— Begin —
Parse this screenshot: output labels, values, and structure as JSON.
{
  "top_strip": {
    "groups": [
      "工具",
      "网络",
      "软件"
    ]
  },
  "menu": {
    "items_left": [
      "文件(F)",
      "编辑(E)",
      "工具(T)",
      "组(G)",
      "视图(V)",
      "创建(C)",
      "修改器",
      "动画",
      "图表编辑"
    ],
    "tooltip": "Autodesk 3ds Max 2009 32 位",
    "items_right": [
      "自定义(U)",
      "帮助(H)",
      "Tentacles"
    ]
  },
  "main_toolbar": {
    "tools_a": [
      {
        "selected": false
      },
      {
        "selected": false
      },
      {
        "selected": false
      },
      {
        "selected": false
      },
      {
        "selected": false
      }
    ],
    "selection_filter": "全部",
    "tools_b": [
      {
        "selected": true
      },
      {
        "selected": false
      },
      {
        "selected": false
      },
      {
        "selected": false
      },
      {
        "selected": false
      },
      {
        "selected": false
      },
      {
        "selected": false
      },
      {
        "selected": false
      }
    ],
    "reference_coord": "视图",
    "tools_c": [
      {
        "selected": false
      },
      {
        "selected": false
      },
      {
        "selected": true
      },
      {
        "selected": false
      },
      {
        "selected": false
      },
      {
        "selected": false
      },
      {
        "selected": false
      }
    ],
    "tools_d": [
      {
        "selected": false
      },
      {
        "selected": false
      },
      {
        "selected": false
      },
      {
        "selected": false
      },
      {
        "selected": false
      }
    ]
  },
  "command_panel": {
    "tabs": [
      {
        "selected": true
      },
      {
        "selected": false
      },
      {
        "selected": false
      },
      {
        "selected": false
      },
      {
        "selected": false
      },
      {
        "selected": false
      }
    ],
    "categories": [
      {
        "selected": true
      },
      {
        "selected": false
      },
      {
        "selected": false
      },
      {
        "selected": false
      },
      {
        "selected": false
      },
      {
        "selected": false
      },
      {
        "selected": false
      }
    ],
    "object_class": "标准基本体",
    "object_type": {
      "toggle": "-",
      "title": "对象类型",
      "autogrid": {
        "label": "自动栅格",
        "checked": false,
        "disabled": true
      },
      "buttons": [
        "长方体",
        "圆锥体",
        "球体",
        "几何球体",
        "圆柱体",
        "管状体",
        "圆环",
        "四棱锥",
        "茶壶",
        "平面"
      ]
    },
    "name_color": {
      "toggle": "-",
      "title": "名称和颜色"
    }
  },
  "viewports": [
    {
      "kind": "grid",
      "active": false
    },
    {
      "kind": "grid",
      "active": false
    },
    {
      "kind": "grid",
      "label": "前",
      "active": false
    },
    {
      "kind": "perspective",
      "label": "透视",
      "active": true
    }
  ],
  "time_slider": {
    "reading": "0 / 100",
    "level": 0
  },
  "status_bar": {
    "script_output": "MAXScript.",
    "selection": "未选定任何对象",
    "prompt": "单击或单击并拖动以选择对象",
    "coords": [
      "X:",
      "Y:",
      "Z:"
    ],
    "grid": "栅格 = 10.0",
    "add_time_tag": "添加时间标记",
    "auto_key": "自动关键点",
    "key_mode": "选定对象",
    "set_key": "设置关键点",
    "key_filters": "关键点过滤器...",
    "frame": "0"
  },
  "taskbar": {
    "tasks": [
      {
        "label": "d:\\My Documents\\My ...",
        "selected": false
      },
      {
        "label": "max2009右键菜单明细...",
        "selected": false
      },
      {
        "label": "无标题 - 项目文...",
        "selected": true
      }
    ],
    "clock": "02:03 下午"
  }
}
— End —
→ **TASK DETAILS**: Write the listing out again, exactly as shown above.

→ **RESPONSE BELOW**:
Parse this screenshot: output labels, values, and structure as JSON.
{
  "top_strip": {
    "groups": [
      "工具",
      "网络",
      "软件"
    ]
  },
  "menu": {
    "items_left": [
      "文件(F)",
      "编辑(E)",
      "工具(T)",
      "组(G)",
      "视图(V)",
      "创建(C)",
      "修改器",
      "动画",
      "图表编辑"
    ],
    "tooltip": "Autodesk 3ds Max 2009 32 位",
    "items_right": [
      "自定义(U)",
      "帮助(H)",
      "Tentacles"
    ]
  },
  "main_toolbar": {
    "tools_a": [
      {
        "selected": false
      },
      {
        "selected": false
      },
      {
        "selected": false
      },
      {
        "selected": false
      },
      {
        "selected": false
      }
    ],
    "selection_filter": "全部",
    "tools_b": [
      {
        "selected": true
      },
      {
        "selected": false
      },
      {
        "selected": false
      },
      {
        "selected": false
      },
      {
        "selected": false
      },
      {
        "selected": false
      },
      {
        "selected": false
      },
      {
        "selected": false
      }
    ],
    "reference_coord": "视图",
    "tools_c": [
      {
        "selected": false
      },
      {
        "selected": false
      },
      {
        "selected": true
      },
      {
        "selected": false
      },
      {
        "selected": false
      },
      {
        "selected": false
      },
      {
        "selected": false
      }
    ],
    "tools_d": [
      {
        "selected": false
      },
      {
        "selected": false
      },
      {
        "selected": false
      },
      {
        "selected": false
      },
      {
        "selected": false
      }
    ]
  },
  "command_panel": {
    "tabs": [
      {
        "selected": true
      },
      {
        "selected": false
      },
      {
        "selected": false
      },
      {
        "selected": false
      },
      {
        "selected": false
      },
      {
        "selected": false
      }
    ],
    "categories": [
      {
        "selected": true
      },
      {
        "selected": false
      },
      {
        "selected": false
      },
      {
        "selected": false
      },
      {
        "selected": false
      },
      {
        "selected": false
      },
      {
        "selected": false
      }
    ],
    "object_class": "标准基本体",
    "object_type": {
      "toggle": "-",
      "title": "对象类型",
      "autogrid": {
        "label": "自动栅格",
        "checked": false,
        "disabled": true
      },
      "buttons": [
        "长方体",
        "圆锥体",
        "球体",
        "几何球体",
        "圆柱体",
        "管状体",
        "圆环",
        "四棱锥",
        "茶壶",
        "平面"
      ]
    },
    "name_color": {
      "toggle": "-",
      "title": "名称和颜色"
    }
  },
  "viewports": [
    {
      "kind": "grid",
      "active": false
    },
    {
      "kind": "grid",
      "active": false
    },
    {
      "kind": "grid",
      "label": "前",
      "active": false
    },
    {
      "kind": "perspective",
      "label": "透视",
      "active": true
    }
  ],
  "time_slider": {
    "reading": "0 / 100",
    "level": 0
  },
  "status_bar": {
    "script_output": "MAXScript.",
    "selection": "未选定任何对象",
    "prompt": "单击或单击并拖动以选择对象",
    "coords": [
      "X:",
      "Y:",
      "Z:"
    ],
    "grid": "栅格 = 10.0",
    "add_time_tag": "添加时间标记",
    "auto_key": "自动关键点",
    "key_mode": "选定对象",
    "set_key": "设置关键点",
    "key_filters": "关键点过滤器...",
    "frame": "0"
  },
  "taskbar": {
    "tasks": [
      {
        "label": "d:\\My Documents\\My ...",
        "selected": false
      },
      {
        "label": "max2009右键菜单明细...",
        "selected": false
      },
      {
        "label": "无标题 - 项目文...",
        "selected": true
      }
    ],
    "clock": "02:03 下午"
  }
}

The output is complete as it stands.